### The task
Extract all of the entries and set them down verbatim.

### Information provided
________________________________________
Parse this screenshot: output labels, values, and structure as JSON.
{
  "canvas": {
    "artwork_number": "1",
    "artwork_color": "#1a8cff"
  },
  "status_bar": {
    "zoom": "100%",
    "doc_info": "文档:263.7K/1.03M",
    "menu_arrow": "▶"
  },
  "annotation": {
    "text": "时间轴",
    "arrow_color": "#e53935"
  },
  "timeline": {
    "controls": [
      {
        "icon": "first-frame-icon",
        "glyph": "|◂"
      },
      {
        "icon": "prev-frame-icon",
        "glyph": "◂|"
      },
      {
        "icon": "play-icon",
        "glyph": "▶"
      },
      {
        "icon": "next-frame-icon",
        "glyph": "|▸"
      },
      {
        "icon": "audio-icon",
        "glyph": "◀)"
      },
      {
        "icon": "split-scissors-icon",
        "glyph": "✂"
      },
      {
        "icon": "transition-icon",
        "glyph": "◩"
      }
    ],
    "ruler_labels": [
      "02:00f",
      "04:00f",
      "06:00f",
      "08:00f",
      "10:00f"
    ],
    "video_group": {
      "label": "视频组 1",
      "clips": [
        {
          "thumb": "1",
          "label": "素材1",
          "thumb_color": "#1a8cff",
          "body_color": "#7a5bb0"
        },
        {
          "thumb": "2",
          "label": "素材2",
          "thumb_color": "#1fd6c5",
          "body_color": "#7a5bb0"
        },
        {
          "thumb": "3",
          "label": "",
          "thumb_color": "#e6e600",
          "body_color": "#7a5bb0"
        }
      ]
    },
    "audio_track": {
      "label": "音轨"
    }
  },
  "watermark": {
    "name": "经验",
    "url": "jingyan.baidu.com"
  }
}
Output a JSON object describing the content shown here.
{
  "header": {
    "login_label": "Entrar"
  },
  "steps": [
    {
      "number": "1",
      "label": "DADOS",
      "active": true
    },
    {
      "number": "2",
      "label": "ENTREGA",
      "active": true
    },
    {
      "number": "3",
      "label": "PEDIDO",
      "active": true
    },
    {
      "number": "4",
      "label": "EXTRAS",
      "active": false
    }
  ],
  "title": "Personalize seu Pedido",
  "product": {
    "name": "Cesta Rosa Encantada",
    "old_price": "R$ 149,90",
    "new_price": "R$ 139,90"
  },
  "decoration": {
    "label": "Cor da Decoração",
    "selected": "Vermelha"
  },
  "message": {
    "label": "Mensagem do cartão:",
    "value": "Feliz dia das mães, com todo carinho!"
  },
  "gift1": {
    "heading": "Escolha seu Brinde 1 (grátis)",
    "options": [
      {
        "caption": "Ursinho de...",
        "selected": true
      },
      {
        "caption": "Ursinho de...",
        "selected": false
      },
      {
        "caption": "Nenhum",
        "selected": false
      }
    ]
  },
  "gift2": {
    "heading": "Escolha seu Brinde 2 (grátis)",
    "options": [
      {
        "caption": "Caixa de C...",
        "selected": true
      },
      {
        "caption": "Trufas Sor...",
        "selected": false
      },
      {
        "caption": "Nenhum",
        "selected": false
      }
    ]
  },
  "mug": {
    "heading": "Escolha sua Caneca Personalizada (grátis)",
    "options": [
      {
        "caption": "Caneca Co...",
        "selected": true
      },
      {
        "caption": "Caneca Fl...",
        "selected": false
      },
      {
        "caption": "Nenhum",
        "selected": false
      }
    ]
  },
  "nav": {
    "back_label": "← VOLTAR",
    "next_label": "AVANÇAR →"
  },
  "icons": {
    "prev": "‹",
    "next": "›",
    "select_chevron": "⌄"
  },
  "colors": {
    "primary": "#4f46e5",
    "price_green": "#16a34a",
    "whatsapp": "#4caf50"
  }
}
________________________________________
### Task solution
Parse this screenshot: output labels, values, and structure as JSON.
{
  "canvas": {
    "artwork_number": "1",
    "artwork_color": "#1a8cff"
  },
  "status_bar": {
    "zoom": "100%",
    "doc_info": "文档:263.7K/1.03M",
    "menu_arrow": "▶"
  },
  "annotation": {
    "text": "时间轴",
    "arrow_color": "#e53935"
  },
  "timeline": {
    "controls": [
      {
        "icon": "first-frame-icon",
        "glyph": "|◂"
      },
      {
        "icon": "prev-frame-icon",
        "glyph": "◂|"
      },
      {
        "icon": "play-icon",
        "glyph": "▶"
      },
      {
        "icon": "next-frame-icon",
        "glyph": "|▸"
      },
      {
        "icon": "audio-icon",
        "glyph": "◀)"
      },
      {
        "icon": "split-scissors-icon",
        "glyph": "✂"
      },
      {
        "icon": "transition-icon",
        "glyph": "◩"
      }
    ],
    "ruler_labels": [
      "02:00f",
      "04:00f",
      "06:00f",
      "08:00f",
      "10:00f"
    ],
    "video_group": {
      "label": "视频组 1",
      "clips": [
        {
          "thumb": "1",
          "label": "素材1",
          "thumb_color": "#1a8cff",
          "body_color": "#7a5bb0"
        },
        {
          "thumb": "2",
          "label": "素材2",
          "thumb_color": "#1fd6c5",
          "body_color": "#7a5bb0"
        },
        {
          "thumb": "3",
          "label": "",
          "thumb_color": "#e6e600",
          "body_color": "#7a5bb0"
        }
      ]
    },
    "audio_track": {
      "label": "音轨"
    }
  },
  "watermark": {
    "name": "经验",
    "url": "jingyan.baidu.com"
  }
}
Output a JSON object describing the content shown here.
{
  "header": {
    "login_label": "Entrar"
  },
  "steps": [
    {
      "number": "1",
      "label": "DADOS",
      "active": true
    },
    {
      "number": "2",
      "label": "ENTREGA",
      "active": true
    },
    {
      "number": "3",
      "label": "PEDIDO",
      "active": true
    },
    {
      "number": "4",
      "label": "EXTRAS",
      "active": false
    }
  ],
  "title": "Personalize seu Pedido",
  "product": {
    "name": "Cesta Rosa Encantada",
    "old_price": "R$ 149,90",
    "new_price": "R$ 139,90"
  },
  "decoration": {
    "label": "Cor da Decoração",
    "selected": "Vermelha"
  },
  "message": {
    "label": "Mensagem do cartão:",
    "value": "Feliz dia das mães, com todo carinho!"
  },
  "gift1": {
    "heading": "Escolha seu Brinde 1 (grátis)",
    "options": [
      {
        "caption": "Ursinho de...",
        "selected": true
      },
      {
        "caption": "Ursinho de...",
        "selected": false
      },
      {
        "caption": "Nenhum",
        "selected": false
      }
    ]
  },
  "gift2": {
    "heading": "Escolha seu Brinde 2 (grátis)",
    "options": [
      {
        "caption": "Caixa de C...",
        "selected": true
      },
      {
        "caption": "Trufas Sor...",
        "selected": false
      },
      {
        "caption": "Nenhum",
        "selected": false
      }
    ]
  },
  "mug": {
    "heading": "Escolha sua Caneca Personalizada (grátis)",
    "options": [
      {
        "caption": "Caneca Co...",
        "selected": true
      },
      {
        "caption": "Caneca Fl...",
        "selected": false
      },
      {
        "caption": "Nenhum",
        "selected": false
      }
    ]
  },
  "nav": {
    "back_label": "← VOLTAR",
    "next_label": "AVANÇAR →"
  },
  "icons": {
    "prev": "‹",
    "next": "›",
    "select_chevron": "⌄"
  },
  "colors": {
    "primary": "#4f46e5",
    "price_green": "#16a34a",
    "whatsapp": "#4caf50"
  }
}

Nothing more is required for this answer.